(Exercise requirements): Write out each line of the entries below that holds the word "this".

Records from a data collection
———

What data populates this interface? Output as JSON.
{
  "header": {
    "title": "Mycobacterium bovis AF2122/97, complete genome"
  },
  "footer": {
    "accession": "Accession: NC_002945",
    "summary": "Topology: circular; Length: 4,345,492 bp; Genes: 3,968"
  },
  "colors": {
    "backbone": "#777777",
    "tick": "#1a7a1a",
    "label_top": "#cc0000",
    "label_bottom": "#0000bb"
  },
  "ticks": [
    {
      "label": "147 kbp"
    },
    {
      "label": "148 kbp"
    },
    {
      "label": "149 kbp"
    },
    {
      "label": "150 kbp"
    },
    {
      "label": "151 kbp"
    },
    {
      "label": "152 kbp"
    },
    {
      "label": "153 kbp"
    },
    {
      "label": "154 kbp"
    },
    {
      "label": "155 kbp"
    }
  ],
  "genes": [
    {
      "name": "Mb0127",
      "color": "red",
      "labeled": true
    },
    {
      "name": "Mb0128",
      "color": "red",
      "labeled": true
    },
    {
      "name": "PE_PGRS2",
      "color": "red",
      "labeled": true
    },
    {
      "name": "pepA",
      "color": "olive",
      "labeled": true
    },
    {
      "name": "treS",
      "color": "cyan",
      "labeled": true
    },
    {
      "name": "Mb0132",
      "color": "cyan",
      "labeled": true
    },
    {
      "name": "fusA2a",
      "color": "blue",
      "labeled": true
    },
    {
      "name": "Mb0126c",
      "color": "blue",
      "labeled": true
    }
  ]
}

———

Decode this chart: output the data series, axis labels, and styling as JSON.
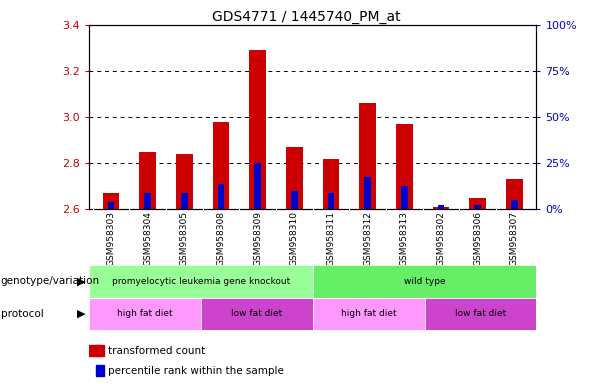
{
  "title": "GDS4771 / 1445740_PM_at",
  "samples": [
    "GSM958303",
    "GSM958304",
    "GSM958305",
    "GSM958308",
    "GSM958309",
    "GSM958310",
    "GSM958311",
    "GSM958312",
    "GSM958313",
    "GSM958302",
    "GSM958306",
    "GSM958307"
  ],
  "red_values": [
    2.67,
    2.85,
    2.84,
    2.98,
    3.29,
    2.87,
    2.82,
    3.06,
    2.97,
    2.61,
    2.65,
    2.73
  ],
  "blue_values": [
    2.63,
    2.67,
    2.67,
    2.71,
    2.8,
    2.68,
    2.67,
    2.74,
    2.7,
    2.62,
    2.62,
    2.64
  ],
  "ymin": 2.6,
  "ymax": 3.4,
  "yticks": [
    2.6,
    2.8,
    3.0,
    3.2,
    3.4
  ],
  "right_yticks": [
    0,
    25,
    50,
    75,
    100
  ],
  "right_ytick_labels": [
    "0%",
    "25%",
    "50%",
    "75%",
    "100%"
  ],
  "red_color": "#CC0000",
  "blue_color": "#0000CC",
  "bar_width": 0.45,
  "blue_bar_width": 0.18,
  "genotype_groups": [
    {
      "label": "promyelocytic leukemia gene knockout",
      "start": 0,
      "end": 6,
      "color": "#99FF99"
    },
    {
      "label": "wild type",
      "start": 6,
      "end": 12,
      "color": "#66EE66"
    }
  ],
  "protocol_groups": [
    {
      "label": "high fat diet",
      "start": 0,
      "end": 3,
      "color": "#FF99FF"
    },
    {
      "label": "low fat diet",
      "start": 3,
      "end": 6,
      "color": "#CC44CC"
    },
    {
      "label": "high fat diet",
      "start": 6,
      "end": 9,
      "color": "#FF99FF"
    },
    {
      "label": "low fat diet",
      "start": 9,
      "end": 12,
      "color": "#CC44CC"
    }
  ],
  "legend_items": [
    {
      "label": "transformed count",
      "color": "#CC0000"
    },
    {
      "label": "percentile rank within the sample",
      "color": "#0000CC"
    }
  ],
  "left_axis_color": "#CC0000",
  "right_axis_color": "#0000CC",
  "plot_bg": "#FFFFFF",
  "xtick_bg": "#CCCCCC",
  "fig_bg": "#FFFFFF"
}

———

(Solution below):
What data populates this interface? Output as JSON.
Decode this chart: output the data series, axis labels, and styling as JSON.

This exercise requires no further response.